**ARBEITSAUFTRAG A:** Welche Aspekte des Wohnens berücksichtigen die neuen Festlegungen laut dem Text über bezahlbares Wohnen in Stuttgart? Nennen Sie alle.
**ARBEITSAUFTRAG B:** Führen Sie den Text über bezahlbares Wohnen in Stuttgart im Anschluss an seinen letzten Satz weiter.

**ANGEZEIGTER TEXT:**
==================================================

In Stuttgart haben Oberbürgermeister Dr. Frank Nopper und Vertreterinnen sowie Vertreter der Stuttgarter Wohnungswirtschaft ein neues Grundlagenpapier zur Zusammenarbeit für bezahlbares Wohnen unterzeichnet.
Ein zentraler Aspekt war die Frage nach der erforderlichen Anzahl von Sozialwohnungen, wenn die Stadt neues Baurecht schafft. Das neue Grundlagenpapier legt dazu fest, dass künftig ein Anteil von 30 Prozent neuer Wohnungen auf Sozialwohnungen entfallen soll. Das entspricht einer Erhöhung der bisherigen Vorgabe um zehn Prozent. Zudem müssen ebenfalls zehn Prozent der Wohnungen unter der ortsüblichen Vergleichsmiete als mietpreisgedämpfte Wohnungen oder von der Stadt geförderte Eigentumswohnungen angeboten werden.
Chance auf bezahlbaren Wohnraum
Die neuen Festlegungen verbinden einerseits die Interessen von Wohnungssuchenden, der Wohnungswirtschaft und Stuttgart einerseits, berücksichtigen jedoch andererseits auch die ökonomischen, ökologischen und sozialen Aspekte des Wohnens. „Wir haben einen guten Kompromiss gefunden, der auch in schwieriger Zeit die Chance eröffnet, dass neuer bezahlbarer Wohnraum entsteht“, erläuterte Dr. Nopper.

==================================================

**ANGEZEIGTE INFORMATIONEN:**
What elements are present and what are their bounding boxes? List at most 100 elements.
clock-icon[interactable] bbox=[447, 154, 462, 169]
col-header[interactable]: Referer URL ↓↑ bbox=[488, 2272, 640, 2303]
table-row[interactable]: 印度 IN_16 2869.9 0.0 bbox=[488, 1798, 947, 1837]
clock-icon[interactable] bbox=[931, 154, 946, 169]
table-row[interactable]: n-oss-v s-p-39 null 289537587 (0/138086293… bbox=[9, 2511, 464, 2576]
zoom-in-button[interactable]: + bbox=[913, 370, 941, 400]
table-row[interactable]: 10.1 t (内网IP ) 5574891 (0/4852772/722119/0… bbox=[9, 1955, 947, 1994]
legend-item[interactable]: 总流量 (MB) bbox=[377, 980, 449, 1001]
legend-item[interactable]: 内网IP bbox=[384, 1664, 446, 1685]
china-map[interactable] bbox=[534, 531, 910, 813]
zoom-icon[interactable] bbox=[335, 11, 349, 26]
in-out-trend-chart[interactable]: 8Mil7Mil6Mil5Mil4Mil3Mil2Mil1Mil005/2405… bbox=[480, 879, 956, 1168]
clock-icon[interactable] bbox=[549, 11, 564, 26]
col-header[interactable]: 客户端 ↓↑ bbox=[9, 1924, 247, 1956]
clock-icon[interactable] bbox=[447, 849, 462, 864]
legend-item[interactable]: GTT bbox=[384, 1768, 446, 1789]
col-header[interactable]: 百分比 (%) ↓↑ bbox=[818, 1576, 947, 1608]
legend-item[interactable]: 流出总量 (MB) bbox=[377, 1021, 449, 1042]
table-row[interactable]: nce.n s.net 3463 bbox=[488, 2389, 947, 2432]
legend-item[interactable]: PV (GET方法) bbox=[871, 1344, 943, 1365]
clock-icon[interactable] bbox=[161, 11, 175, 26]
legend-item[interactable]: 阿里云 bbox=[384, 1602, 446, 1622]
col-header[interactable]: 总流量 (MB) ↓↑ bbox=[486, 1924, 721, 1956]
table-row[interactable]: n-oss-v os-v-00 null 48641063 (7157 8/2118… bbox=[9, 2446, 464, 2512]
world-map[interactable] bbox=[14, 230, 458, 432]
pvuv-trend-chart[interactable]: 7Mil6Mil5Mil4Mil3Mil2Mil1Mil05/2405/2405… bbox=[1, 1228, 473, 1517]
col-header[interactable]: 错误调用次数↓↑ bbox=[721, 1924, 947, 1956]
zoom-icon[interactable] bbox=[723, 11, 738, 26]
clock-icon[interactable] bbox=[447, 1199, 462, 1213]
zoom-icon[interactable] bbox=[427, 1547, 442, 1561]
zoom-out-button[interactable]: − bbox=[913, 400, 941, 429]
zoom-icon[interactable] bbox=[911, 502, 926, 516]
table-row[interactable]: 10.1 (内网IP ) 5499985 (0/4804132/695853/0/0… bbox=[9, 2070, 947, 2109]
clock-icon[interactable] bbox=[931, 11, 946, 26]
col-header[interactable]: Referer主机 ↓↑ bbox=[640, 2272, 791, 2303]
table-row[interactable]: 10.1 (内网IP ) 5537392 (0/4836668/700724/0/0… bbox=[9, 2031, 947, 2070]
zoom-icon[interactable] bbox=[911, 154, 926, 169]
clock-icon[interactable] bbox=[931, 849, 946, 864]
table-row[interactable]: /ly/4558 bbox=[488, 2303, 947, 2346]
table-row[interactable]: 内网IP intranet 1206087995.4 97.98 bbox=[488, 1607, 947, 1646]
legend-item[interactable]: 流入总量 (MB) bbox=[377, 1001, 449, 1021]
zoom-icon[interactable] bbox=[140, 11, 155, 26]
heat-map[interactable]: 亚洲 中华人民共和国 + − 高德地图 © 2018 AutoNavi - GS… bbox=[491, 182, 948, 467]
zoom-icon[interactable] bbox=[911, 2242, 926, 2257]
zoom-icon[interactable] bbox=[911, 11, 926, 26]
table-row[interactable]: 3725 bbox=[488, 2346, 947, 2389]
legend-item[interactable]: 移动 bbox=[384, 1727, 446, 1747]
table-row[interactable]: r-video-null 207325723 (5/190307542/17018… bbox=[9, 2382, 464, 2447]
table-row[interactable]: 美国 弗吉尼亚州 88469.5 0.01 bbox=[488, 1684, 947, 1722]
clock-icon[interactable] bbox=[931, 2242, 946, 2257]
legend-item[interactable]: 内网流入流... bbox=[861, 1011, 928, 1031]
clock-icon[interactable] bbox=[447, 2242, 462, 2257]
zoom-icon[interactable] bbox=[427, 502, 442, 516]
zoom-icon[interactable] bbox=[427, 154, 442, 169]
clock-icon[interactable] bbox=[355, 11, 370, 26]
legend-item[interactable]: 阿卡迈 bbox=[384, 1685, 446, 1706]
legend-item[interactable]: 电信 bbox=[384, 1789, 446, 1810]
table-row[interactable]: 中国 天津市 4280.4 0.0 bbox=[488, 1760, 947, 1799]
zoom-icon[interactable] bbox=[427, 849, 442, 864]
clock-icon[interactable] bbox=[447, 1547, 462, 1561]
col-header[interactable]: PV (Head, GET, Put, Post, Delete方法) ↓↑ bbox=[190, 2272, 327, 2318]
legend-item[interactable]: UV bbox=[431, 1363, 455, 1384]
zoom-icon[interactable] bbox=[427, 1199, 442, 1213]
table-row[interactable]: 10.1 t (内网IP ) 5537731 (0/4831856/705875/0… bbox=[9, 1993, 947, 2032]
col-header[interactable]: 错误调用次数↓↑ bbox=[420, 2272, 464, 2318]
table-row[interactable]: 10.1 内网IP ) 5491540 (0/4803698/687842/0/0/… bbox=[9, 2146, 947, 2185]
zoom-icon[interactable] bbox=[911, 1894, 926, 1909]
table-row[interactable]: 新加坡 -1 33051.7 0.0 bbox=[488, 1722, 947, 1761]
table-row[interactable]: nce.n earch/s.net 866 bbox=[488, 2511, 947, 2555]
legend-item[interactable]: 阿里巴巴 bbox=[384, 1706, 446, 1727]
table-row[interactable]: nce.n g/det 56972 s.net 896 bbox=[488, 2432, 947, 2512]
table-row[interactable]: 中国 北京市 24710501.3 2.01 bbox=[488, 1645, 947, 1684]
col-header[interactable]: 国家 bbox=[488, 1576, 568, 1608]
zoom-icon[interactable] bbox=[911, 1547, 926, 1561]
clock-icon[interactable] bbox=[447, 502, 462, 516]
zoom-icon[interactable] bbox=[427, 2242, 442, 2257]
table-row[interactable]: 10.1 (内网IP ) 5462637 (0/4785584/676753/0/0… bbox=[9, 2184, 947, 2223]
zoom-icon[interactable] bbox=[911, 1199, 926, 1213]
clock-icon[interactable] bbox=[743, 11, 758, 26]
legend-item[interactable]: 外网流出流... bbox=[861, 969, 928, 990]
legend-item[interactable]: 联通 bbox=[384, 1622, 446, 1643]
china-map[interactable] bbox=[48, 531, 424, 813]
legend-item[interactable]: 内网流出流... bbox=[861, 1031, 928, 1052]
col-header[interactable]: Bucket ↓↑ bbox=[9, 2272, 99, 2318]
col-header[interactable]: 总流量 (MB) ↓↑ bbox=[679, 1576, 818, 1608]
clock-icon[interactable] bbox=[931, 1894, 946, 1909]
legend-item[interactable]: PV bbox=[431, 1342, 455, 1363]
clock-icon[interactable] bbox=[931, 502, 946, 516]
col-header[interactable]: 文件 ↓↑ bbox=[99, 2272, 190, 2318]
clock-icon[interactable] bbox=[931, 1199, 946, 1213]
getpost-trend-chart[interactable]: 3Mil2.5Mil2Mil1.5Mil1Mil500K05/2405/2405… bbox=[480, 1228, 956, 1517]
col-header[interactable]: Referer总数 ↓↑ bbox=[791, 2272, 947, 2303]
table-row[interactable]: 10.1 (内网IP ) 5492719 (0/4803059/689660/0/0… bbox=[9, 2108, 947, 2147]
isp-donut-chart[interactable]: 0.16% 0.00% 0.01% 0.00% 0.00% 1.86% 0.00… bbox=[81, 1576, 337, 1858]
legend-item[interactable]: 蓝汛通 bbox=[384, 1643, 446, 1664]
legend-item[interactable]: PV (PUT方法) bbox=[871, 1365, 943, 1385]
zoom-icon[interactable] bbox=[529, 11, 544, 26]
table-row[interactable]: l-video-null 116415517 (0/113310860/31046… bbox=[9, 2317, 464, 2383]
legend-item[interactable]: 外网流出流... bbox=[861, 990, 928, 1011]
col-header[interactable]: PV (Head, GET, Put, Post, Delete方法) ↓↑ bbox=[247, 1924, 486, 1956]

==================================================

**SCHRIFTLICHE ANTWORT A:** Die ökonomischen, die ökologischen und die sozialen Aspekte des Wohnens.

**SCHRIFTLICHE ANTWORT B:**
Klimaschutz im Blick halten
Bis 2033 will Stuttgart rund 20.000 neue Wohnungen errichten. Im Zuge der Erweiterung der Wohnbauförderung wird bei neuen Sozialmietwohnungen eine zusätzliche Förderung durch die Stadt in Höhe von 300 Euro je Quadratmeter Wohnfläche bereitgestellt. Bei allen Plänen zum Wohnungsbau spielen auch die Klimaschutzziele Stuttgarts eine wichtige Rolle. So enthält das Grundlagenpapier auch eine Energiepartnerschaft. Auf der Grundlage der kommunalen Wärmeplanung wird herausgearbeitet, in welcher Form eine klimaneutrale Energieversorgung in den Quartieren möglich ist. Außerdem soll die energetische Sanierung von Gebäuden im Bestand den Gesamtenergiebedarf Stuttgarts senken.